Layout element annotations
○ ○ ○ ○

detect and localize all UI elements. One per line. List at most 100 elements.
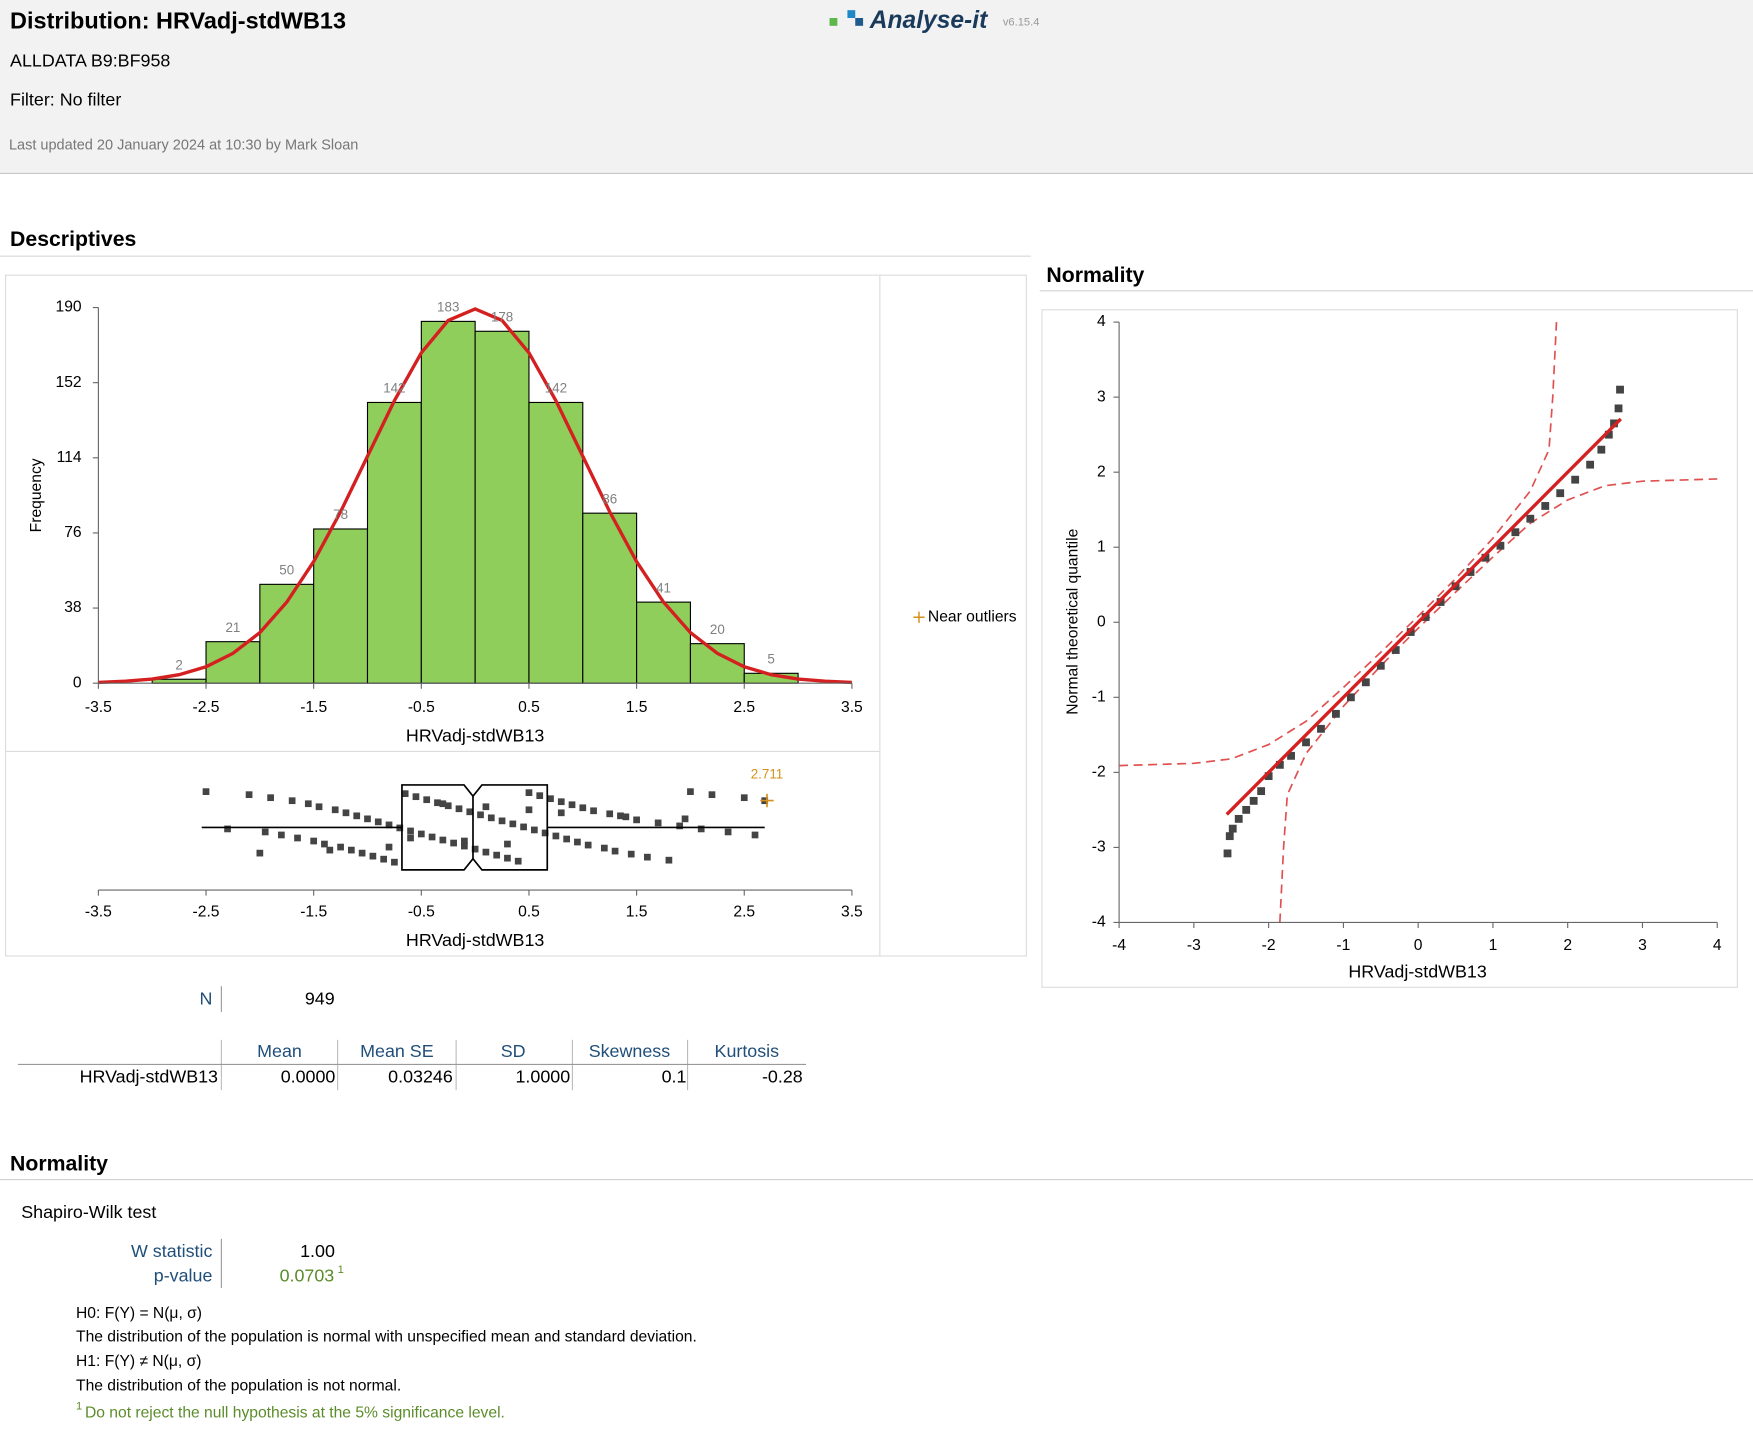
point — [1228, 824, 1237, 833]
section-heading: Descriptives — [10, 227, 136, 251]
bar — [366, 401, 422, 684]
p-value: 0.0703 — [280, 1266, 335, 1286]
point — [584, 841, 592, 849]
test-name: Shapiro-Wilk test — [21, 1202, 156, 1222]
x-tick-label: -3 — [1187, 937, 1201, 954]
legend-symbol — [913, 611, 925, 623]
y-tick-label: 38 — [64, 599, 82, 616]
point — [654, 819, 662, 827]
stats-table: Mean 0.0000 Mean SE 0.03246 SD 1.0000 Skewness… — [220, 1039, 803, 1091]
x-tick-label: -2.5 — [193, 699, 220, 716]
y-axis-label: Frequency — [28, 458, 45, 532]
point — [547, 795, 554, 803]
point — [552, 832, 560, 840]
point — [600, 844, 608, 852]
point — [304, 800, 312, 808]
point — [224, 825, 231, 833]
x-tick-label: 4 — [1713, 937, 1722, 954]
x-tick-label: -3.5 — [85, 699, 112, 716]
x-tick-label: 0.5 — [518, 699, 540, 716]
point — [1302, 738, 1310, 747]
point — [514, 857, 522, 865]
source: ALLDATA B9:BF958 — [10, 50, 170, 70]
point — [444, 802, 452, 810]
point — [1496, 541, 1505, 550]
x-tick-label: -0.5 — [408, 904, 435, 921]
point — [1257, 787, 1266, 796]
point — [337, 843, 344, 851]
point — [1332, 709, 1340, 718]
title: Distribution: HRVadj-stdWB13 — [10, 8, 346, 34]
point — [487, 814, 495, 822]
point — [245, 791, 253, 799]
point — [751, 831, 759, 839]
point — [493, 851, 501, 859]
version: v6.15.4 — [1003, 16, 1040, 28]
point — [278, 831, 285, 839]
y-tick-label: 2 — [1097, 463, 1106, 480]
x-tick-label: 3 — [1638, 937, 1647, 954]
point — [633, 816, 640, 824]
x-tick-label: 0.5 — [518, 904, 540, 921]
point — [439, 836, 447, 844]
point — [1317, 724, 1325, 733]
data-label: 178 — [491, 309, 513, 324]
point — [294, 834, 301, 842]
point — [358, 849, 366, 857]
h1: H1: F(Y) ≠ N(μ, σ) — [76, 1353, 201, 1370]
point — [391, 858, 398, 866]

○ ○ ○ ○

Replace every "x-tick-label" in the listing with "horizontal-tick-label" and give the whole listing back with nothing else changed. Leave the picture out.

detect and localize all UI elements. One per line. List at most 100 elements.
point — [1228, 824, 1237, 833]
section-heading: Descriptives — [10, 227, 136, 251]
bar — [366, 401, 422, 684]
p-value: 0.0703 — [280, 1266, 335, 1286]
point — [584, 841, 592, 849]
test-name: Shapiro-Wilk test — [21, 1202, 156, 1222]
horizontal-tick-label: -3 — [1187, 937, 1201, 954]
legend-symbol — [913, 611, 925, 623]
y-tick-label: 38 — [64, 599, 82, 616]
point — [654, 819, 662, 827]
stats-table: Mean 0.0000 Mean SE 0.03246 SD 1.0000 Skewness… — [220, 1039, 803, 1091]
horizontal-tick-label: -2.5 — [193, 699, 220, 716]
y-axis-label: Frequency — [28, 458, 45, 532]
point — [547, 795, 554, 803]
point — [552, 832, 560, 840]
point — [600, 844, 608, 852]
point — [304, 800, 312, 808]
point — [224, 825, 231, 833]
horizontal-tick-label: 4 — [1713, 937, 1722, 954]
horizontal-tick-label: -3.5 — [85, 699, 112, 716]
horizontal-tick-label: 0.5 — [518, 699, 540, 716]
point — [1302, 738, 1310, 747]
point — [514, 857, 522, 865]
source: ALLDATA B9:BF958 — [10, 50, 170, 70]
point — [444, 802, 452, 810]
point — [1496, 541, 1505, 550]
horizontal-tick-label: -0.5 — [408, 904, 435, 921]
point — [1257, 787, 1266, 796]
point — [337, 843, 344, 851]
point — [1332, 709, 1340, 718]
title: Distribution: HRVadj-stdWB13 — [10, 8, 346, 34]
point — [487, 814, 495, 822]
point — [245, 791, 253, 799]
point — [751, 831, 759, 839]
point — [493, 851, 501, 859]
version: v6.15.4 — [1003, 16, 1040, 28]
point — [278, 831, 285, 839]
y-tick-label: 2 — [1097, 463, 1106, 480]
horizontal-tick-label: 3 — [1638, 937, 1647, 954]
point — [633, 816, 640, 824]
horizontal-tick-label: 0.5 — [518, 904, 540, 921]
point — [439, 836, 447, 844]
point — [1317, 724, 1325, 733]
data-label: 178 — [491, 309, 513, 324]
point — [294, 834, 301, 842]
point — [358, 849, 366, 857]
h1: H1: F(Y) ≠ N(μ, σ) — [76, 1353, 201, 1370]
point — [391, 858, 398, 866]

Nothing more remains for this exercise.